▸ **PROBLEM REQUIREMENTS**
Reproduce all the entries precisely.

▸ **SUPPLIED INFORMATION**

....

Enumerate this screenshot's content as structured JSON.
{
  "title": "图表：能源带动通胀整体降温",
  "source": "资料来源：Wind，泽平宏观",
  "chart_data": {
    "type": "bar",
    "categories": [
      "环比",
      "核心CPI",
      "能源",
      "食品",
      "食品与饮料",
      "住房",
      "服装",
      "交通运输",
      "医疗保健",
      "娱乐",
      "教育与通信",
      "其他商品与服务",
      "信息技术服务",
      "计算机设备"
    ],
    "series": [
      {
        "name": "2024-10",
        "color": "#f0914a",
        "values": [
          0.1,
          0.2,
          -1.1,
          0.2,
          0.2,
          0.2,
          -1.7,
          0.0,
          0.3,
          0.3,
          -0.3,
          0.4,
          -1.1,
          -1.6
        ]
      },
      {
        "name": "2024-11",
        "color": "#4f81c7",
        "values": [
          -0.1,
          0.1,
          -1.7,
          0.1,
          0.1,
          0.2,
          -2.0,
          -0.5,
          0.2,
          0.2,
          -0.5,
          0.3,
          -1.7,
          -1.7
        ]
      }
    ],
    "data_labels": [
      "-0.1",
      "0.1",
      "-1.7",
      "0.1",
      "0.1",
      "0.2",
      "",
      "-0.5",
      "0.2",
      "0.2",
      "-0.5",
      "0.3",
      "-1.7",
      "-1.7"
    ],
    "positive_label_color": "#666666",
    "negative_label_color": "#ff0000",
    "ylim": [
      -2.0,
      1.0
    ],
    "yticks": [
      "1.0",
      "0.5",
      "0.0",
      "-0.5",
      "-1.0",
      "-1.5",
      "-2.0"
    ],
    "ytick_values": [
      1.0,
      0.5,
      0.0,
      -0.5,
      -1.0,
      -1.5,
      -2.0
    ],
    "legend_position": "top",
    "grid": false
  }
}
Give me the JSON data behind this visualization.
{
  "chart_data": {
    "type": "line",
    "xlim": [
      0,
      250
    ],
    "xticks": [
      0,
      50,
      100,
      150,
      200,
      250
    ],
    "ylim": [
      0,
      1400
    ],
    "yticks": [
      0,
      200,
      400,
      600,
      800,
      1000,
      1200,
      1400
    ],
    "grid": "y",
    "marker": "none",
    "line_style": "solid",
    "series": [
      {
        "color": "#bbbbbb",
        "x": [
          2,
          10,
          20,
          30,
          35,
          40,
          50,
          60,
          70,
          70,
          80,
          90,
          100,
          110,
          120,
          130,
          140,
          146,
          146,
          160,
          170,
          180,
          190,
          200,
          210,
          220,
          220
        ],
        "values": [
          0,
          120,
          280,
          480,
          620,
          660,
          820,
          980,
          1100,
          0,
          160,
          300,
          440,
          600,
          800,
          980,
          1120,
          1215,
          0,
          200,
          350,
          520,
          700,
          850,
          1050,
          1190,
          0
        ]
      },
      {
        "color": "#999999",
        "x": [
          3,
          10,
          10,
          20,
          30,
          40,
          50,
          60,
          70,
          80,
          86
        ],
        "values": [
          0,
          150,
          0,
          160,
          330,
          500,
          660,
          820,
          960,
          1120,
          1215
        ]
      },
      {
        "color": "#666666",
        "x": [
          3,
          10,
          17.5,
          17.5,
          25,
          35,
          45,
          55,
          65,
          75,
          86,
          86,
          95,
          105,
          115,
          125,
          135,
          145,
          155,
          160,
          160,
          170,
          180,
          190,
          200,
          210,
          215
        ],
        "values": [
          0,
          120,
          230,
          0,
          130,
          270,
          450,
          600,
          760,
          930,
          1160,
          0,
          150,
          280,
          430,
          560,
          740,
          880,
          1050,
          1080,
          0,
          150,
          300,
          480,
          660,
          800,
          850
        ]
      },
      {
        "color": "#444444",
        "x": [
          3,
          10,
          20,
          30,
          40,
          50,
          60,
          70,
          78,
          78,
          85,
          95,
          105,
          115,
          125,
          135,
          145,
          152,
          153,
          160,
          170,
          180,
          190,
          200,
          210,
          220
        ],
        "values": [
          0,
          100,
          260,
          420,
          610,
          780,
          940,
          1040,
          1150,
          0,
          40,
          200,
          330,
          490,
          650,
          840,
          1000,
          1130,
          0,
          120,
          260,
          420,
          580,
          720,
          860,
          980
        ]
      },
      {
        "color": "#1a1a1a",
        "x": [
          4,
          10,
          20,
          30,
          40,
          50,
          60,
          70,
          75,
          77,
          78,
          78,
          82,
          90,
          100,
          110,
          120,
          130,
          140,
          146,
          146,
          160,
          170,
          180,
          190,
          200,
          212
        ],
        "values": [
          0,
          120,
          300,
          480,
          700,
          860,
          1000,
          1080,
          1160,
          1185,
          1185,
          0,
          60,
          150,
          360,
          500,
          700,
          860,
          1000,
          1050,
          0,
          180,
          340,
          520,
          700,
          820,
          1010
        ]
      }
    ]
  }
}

....

▸ **FINISHED ANSWER**
Enumerate this screenshot's content as structured JSON.
{
  "title": "图表：能源带动通胀整体降温",
  "source": "资料来源：Wind，泽平宏观",
  "chart_data": {
    "type": "bar",
    "categories": [
      "环比",
      "核心CPI",
      "能源",
      "食品",
      "食品与饮料",
      "住房",
      "服装",
      "交通运输",
      "医疗保健",
      "娱乐",
      "教育与通信",
      "其他商品与服务",
      "信息技术服务",
      "计算机设备"
    ],
    "series": [
      {
        "name": "2024-10",
        "color": "#f0914a",
        "values": [
          0.1,
          0.2,
          -1.1,
          0.2,
          0.2,
          0.2,
          -1.7,
          0.0,
          0.3,
          0.3,
          -0.3,
          0.4,
          -1.1,
          -1.6
        ]
      },
      {
        "name": "2024-11",
        "color": "#4f81c7",
        "values": [
          -0.1,
          0.1,
          -1.7,
          0.1,
          0.1,
          0.2,
          -2.0,
          -0.5,
          0.2,
          0.2,
          -0.5,
          0.3,
          -1.7,
          -1.7
        ]
      }
    ],
    "data_labels": [
      "-0.1",
      "0.1",
      "-1.7",
      "0.1",
      "0.1",
      "0.2",
      "",
      "-0.5",
      "0.2",
      "0.2",
      "-0.5",
      "0.3",
      "-1.7",
      "-1.7"
    ],
    "positive_label_color": "#666666",
    "negative_label_color": "#ff0000",
    "ylim": [
      -2.0,
      1.0
    ],
    "yticks": [
      "1.0",
      "0.5",
      "0.0",
      "-0.5",
      "-1.0",
      "-1.5",
      "-2.0"
    ],
    "ytick_values": [
      1.0,
      0.5,
      0.0,
      -0.5,
      -1.0,
      -1.5,
      -2.0
    ],
    "legend_position": "top",
    "grid": false
  }
}
Give me the JSON data behind this visualization.
{
  "chart_data": {
    "type": "line",
    "xlim": [
      0,
      250
    ],
    "xticks": [
      0,
      50,
      100,
      150,
      200,
      250
    ],
    "ylim": [
      0,
      1400
    ],
    "yticks": [
      0,
      200,
      400,
      600,
      800,
      1000,
      1200,
      1400
    ],
    "grid": "y",
    "marker": "none",
    "line_style": "solid",
    "series": [
      {
        "color": "#bbbbbb",
        "x": [
          2,
          10,
          20,
          30,
          35,
          40,
          50,
          60,
          70,
          70,
          80,
          90,
          100,
          110,
          120,
          130,
          140,
          146,
          146,
          160,
          170,
          180,
          190,
          200,
          210,
          220,
          220
        ],
        "values": [
          0,
          120,
          280,
          480,
          620,
          660,
          820,
          980,
          1100,
          0,
          160,
          300,
          440,
          600,
          800,
          980,
          1120,
          1215,
          0,
          200,
          350,
          520,
          700,
          850,
          1050,
          1190,
          0
        ]
      },
      {
        "color": "#999999",
        "x": [
          3,
          10,
          10,
          20,
          30,
          40,
          50,
          60,
          70,
          80,
          86
        ],
        "values": [
          0,
          150,
          0,
          160,
          330,
          500,
          660,
          820,
          960,
          1120,
          1215
        ]
      },
      {
        "color": "#666666",
        "x": [
          3,
          10,
          17.5,
          17.5,
          25,
          35,
          45,
          55,
          65,
          75,
          86,
          86,
          95,
          105,
          115,
          125,
          135,
          145,
          155,
          160,
          160,
          170,
          180,
          190,
          200,
          210,
          215
        ],
        "values": [
          0,
          120,
          230,
          0,
          130,
          270,
          450,
          600,
          760,
          930,
          1160,
          0,
          150,
          280,
          430,
          560,
          740,
          880,
          1050,
          1080,
          0,
          150,
          300,
          480,
          660,
          800,
          850
        ]
      },
      {
        "color": "#444444",
        "x": [
          3,
          10,
          20,
          30,
          40,
          50,
          60,
          70,
          78,
          78,
          85,
          95,
          105,
          115,
          125,
          135,
          145,
          152,
          153,
          160,
          170,
          180,
          190,
          200,
          210,
          220
        ],
        "values": [
          0,
          100,
          260,
          420,
          610,
          780,
          940,
          1040,
          1150,
          0,
          40,
          200,
          330,
          490,
          650,
          840,
          1000,
          1130,
          0,
          120,
          260,
          420,
          580,
          720,
          860,
          980
        ]
      },
      {
        "color": "#1a1a1a",
        "x": [
          4,
          10,
          20,
          30,
          40,
          50,
          60,
          70,
          75,
          77,
          78,
          78,
          82,
          90,
          100,
          110,
          120,
          130,
          140,
          146,
          146,
          160,
          170,
          180,
          190,
          200,
          212
        ],
        "values": [
          0,
          120,
          300,
          480,
          700,
          860,
          1000,
          1080,
          1160,
          1185,
          1185,
          0,
          60,
          150,
          360,
          500,
          700,
          860,
          1000,
          1050,
          0,
          180,
          340,
          520,
          700,
          820,
          1010
        ]
      }
    ]
  }
}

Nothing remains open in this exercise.